- **GIVEN REQUEST**
Count every line of the material that holds the string "объектов". Respond with the total only.

::: PROVIDED DATA

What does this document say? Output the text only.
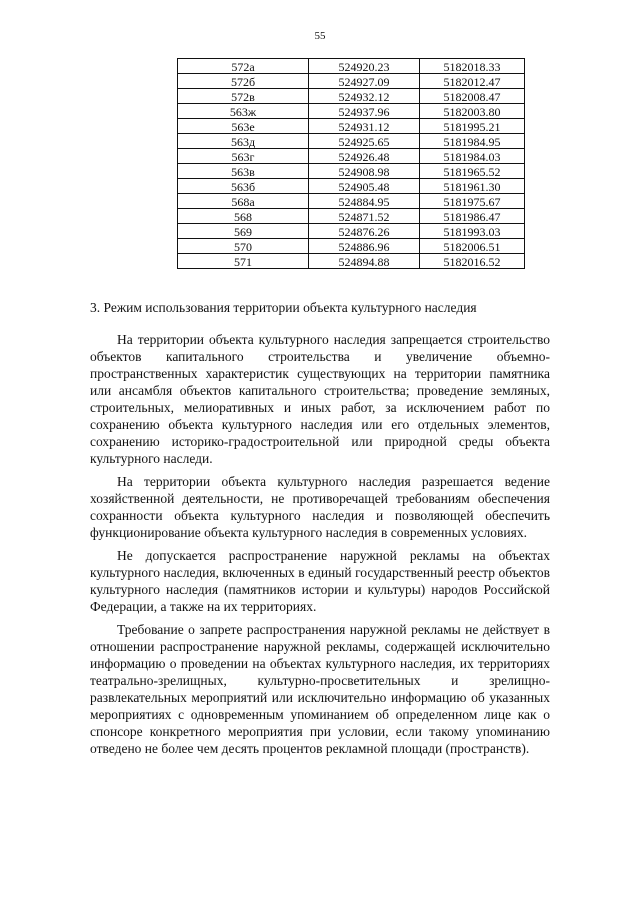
55
572а	524920.23	5182018.33
572б	524927.09	5182012.47
572в	524932.12	5182008.47
563ж	524937.96	5182003.80
563е	524931.12	5181995.21
563д	524925.65	5181984.95
563г	524926.48	5181984.03
563в	524908.98	5181965.52
563б	524905.48	5181961.30
568а	524884.95	5181975.67
568	524871.52	5181986.47
569	524876.26	5181993.03
570	524886.96	5182006.51
571	524894.88	5182016.52
3. Режим использования территории объекта культурного наследия

На территории объекта культурного наследия запрещается строительство объектов капитального строительства и увеличение объемно-пространственных характеристик существующих на территории памятника или ансамбля объектов капитального строительства; проведение земляных, строительных, мелиоративных и иных работ, за исключением работ по сохранению объекта культурного наследия или его отдельных элементов, сохранению историко-градостроительной или природной среды объекта культурного наследи.

На территории объекта культурного наследия разрешается ведение хозяйственной деятельности, не противоречащей требованиям обеспечения сохранности объекта культурного наследия и позволяющей обеспечить функционирование объекта культурного наследия в современных условиях.

Не допускается распространение наружной рекламы на объектах культурного наследия, включенных в единый государственный реестр объектов культурного наследия (памятников истории и культуры) народов Российской Федерации, а также на их территориях.

Требование о запрете распространения наружной рекламы не действует в отношении распространение наружной рекламы, содержащей исключительно информацию о проведении на объектах культурного наследия, их территориях театрально-зрелищных, культурно-просветительных и зрелищно-развлекательных мероприятий или исключительно информацию об указанных мероприятиях с одновременным упоминанием об определенном лице как о спонсоре конкретного мероприятия при условии, если такому упоминанию отведено не более чем десять процентов рекламной площади (пространств).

::::::

- **THE COMPLETED TASK**
2